What the task requires:
Look through the listing below and report how many lines contain "Herefordshire", as a bare number.

The input:
— START —

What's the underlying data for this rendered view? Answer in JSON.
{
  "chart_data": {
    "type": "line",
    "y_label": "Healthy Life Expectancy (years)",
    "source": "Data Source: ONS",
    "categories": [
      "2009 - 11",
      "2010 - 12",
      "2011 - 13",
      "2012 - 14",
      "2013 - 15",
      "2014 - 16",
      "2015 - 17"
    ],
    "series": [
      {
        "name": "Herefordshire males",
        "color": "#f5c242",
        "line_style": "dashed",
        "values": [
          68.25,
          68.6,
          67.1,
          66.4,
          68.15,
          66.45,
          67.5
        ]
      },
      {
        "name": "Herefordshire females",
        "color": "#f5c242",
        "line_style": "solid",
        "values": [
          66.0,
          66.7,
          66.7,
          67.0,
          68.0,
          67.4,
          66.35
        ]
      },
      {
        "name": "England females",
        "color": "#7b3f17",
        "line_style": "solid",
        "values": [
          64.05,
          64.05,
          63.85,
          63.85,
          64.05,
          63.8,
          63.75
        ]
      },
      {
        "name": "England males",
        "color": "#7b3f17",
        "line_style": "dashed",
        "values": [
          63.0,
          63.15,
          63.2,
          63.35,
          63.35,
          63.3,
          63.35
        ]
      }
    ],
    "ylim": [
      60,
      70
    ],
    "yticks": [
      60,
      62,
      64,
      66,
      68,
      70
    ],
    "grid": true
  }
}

— END —

Solution for this exercise:
2